◆ **Exercise aim**
Update the entries starting at the line containing "precip-value-label: 1.7: [219, 323, 231, 333]" and ending at the line containing "map-view[interactable]: [1037, 33, 1553, 379]", replacing "precip-value-label" with "rainfall-label" and leaving everything else unchanged. Return only those lines.

◆ **Listed entries**
---

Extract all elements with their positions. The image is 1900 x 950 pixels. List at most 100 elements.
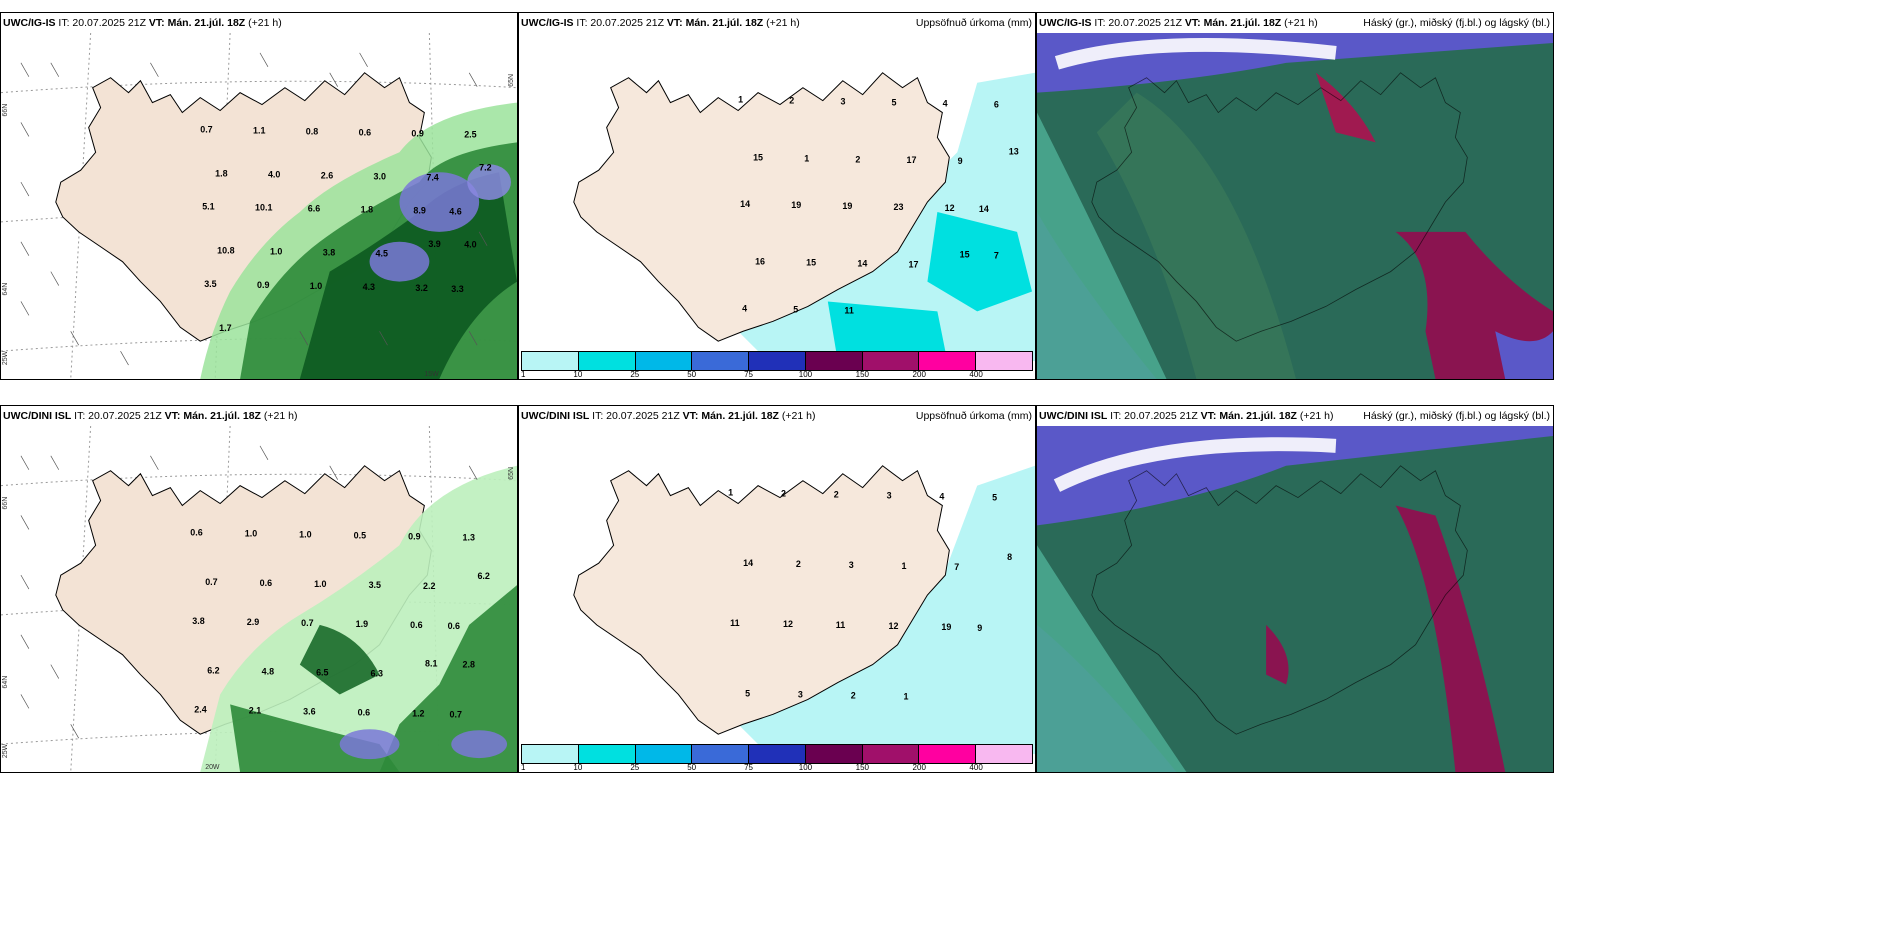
precip-value-label: 1.7: [219, 323, 231, 333]
precip-value-label: 19: [941, 622, 951, 632]
precip-value-label: 10.1: [255, 203, 272, 213]
precip-value-label: 8.1: [425, 659, 437, 669]
map-view[interactable]: [1037, 33, 1553, 379]
map-panel-dini-clouds[interactable]: UWC/DINI ISL IT: 20.07.2025 21Z VT: Mán.…: [1036, 405, 1554, 773]
lon-label-25w: 25W: [2, 350, 9, 365]
precip-value-label: 16: [755, 257, 765, 267]
lat-label-65n: 65N: [508, 74, 515, 87]
precip-value-label: 0.6: [410, 620, 422, 630]
cloud-cover-map: [1037, 426, 1553, 772]
map-panel-igis-precip[interactable]: UWC/IG-IS IT: 20.07.2025 21Z VT: Mán. 21…: [518, 12, 1036, 380]
map-view[interactable]: 0.6 1.0 1.0 0.5 0.9 1.3 0.7 0.6 1.0 3.5 2.2 6.2 3.8 2…: [1, 426, 517, 772]
precip-value-label: 2.5: [464, 129, 476, 139]
precip-value-label: 0.6: [358, 707, 370, 717]
colorbar-swatch: [805, 352, 863, 370]
precip-value-label: 5: [892, 98, 897, 108]
precip-value-label: 19: [842, 201, 852, 211]
map-view[interactable]: 0.7 1.1 0.8 0.6 0.9 2.5 1.8 4.0 2.6 3.0 7.4 7.2 5.1 1…: [1, 33, 517, 379]
precip-value-label: 1.1: [253, 125, 265, 135]
map-view[interactable]: 1 2 3 5 4 6 15 1 2 17 9 13 14 19 19 23 12 14 16 15 14 17 15 7 4 5…: [519, 33, 1035, 379]
precip-value-label: 4.5: [376, 249, 388, 259]
precip-value-label: 1: [902, 561, 907, 571]
map-panel-dini-precip[interactable]: UWC/DINI ISL IT: 20.07.2025 21Z VT: Mán.…: [518, 405, 1036, 773]
colorbar-swatch: [635, 745, 693, 763]
precip-value-label: 1.0: [270, 247, 282, 257]
panel-title: Uppsöfnuð úrkoma (mm): [915, 17, 1032, 29]
cloud-cover-map: [1037, 33, 1553, 379]
precip-value-label: 14: [740, 199, 750, 209]
colorbar-swatch: [692, 352, 750, 370]
colorbar-tick: 50: [687, 763, 697, 772]
colorbar-swatch: [578, 745, 636, 763]
colorbar-swatch: [692, 745, 750, 763]
colorbar-swatch: [522, 352, 579, 370]
colorbar-swatch: [578, 352, 636, 370]
precip-value-labels: 0.6 1.0 1.0 0.5 0.9 1.3 0.7 0.6 1.0 3.5 2.2 6.2 3.8 2…: [190, 527, 490, 719]
precip-value-label: 0.7: [200, 124, 212, 134]
precip-value-label: 4.0: [464, 240, 476, 250]
colorbar-ticks: 1 10 25 50 75 100 150 200 400: [521, 370, 1033, 379]
precip-value-label: 2.6: [321, 170, 333, 180]
colorbar-swatch: [976, 745, 1033, 763]
colorbar-swatch: [749, 745, 806, 763]
precip-value-label: 0.6: [448, 621, 460, 631]
precip-value-label: 0.7: [205, 577, 217, 587]
precip-value-label: 2: [834, 490, 839, 500]
precip-value-label: 9: [977, 623, 982, 633]
colorbar-swatch: [862, 745, 920, 763]
map-panel-igis-wind[interactable]: UWC/IG-IS IT: 20.07.2025 21Z VT: Mán. 21…: [0, 12, 518, 380]
precip-value-label: 3.5: [369, 580, 381, 590]
precip-value-label: 4.8: [262, 667, 274, 677]
precip-value-label: 1: [738, 95, 743, 105]
lat-label-64n: 64N: [2, 283, 9, 296]
map-panel-dini-wind[interactable]: UWC/DINI ISL IT: 20.07.2025 21Z VT: Mán.…: [0, 405, 518, 773]
precip-value-label: 7: [954, 562, 959, 572]
precip-value-label: 2.1: [249, 705, 261, 715]
precip-value-label: 2: [781, 489, 786, 499]
wind-barbs: [20, 52, 488, 366]
map-panel-igis-clouds[interactable]: UWC/IG-IS IT: 20.07.2025 21Z VT: Mán. 21…: [1036, 12, 1554, 380]
map-view[interactable]: [1037, 426, 1553, 772]
precip-value-label: 2: [855, 154, 860, 164]
precip-value-label: 0.8: [306, 126, 318, 136]
precip-value-label: 23: [894, 202, 904, 212]
precip-value-label: 12: [945, 203, 955, 213]
precip-value-label: 1.8: [215, 168, 227, 178]
precip-value-label: 2.2: [423, 581, 435, 591]
precip-wind-map: 0.7 1.1 0.8 0.6 0.9 2.5 1.8 4.0 2.6 3.0 7.4 7.2 5.1 1…: [1, 33, 517, 379]
panel-header: UWC/IG-IS IT: 20.07.2025 21Z VT: Mán. 21…: [1, 13, 517, 33]
colorbar-tick: 50: [687, 370, 697, 379]
precip-value-label: 2: [851, 690, 856, 700]
precip-value-label: 5: [992, 493, 997, 503]
precip-value-label: 6.2: [207, 666, 219, 676]
colorbar-tick: 1: [521, 763, 526, 772]
colorbar-tick: 1: [521, 370, 526, 379]
lat-label-66n: 66N: [2, 104, 9, 117]
colorbar-swatch: [805, 745, 863, 763]
colorbar-tick: 400: [969, 370, 983, 379]
precip-value-label: 14: [857, 259, 867, 269]
colorbar-tick: 25: [630, 370, 640, 379]
precip-value-label: 3.3: [451, 284, 463, 294]
colorbar-tick: 10: [573, 370, 583, 379]
colorbar-tick: 200: [912, 763, 926, 772]
colorbar-tick: 25: [630, 763, 640, 772]
precip-value-label: 3: [798, 689, 803, 699]
precip-value-label: 1.0: [314, 579, 326, 589]
precip-value-label: 3: [840, 97, 845, 107]
precip-value-label: 14: [979, 204, 989, 214]
precip-value-label: 0.7: [301, 618, 313, 628]
map-view[interactable]: 1 2 2 3 4 5 14 2 3 1 7 8 11 12 11 12 19 9 5 3 2 1: [519, 426, 1035, 772]
lat-label-65n: 65N: [508, 467, 515, 480]
colorbar-tick: 100: [798, 370, 813, 379]
colorbar-swatch: [635, 352, 693, 370]
precip-value-label: 11: [730, 618, 739, 628]
precip-value-label: 1: [804, 153, 809, 163]
colorbar-tick: 150: [855, 370, 870, 379]
precip-value-label: 0.9: [411, 128, 423, 138]
precip-value-label: 3: [887, 491, 892, 501]
lon-label-15w: 15W: [424, 371, 439, 378]
precip-value-label: 5.1: [202, 202, 214, 212]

---

◆ **Problem solution**
rainfall-label: 1.7: [219, 323, 231, 333]
rainfall-label: 19: [941, 622, 951, 632]
rainfall-label: 10.1: [255, 203, 272, 213]
rainfall-label: 8.1: [425, 659, 437, 669]
map-view[interactable]: [1037, 33, 1553, 379]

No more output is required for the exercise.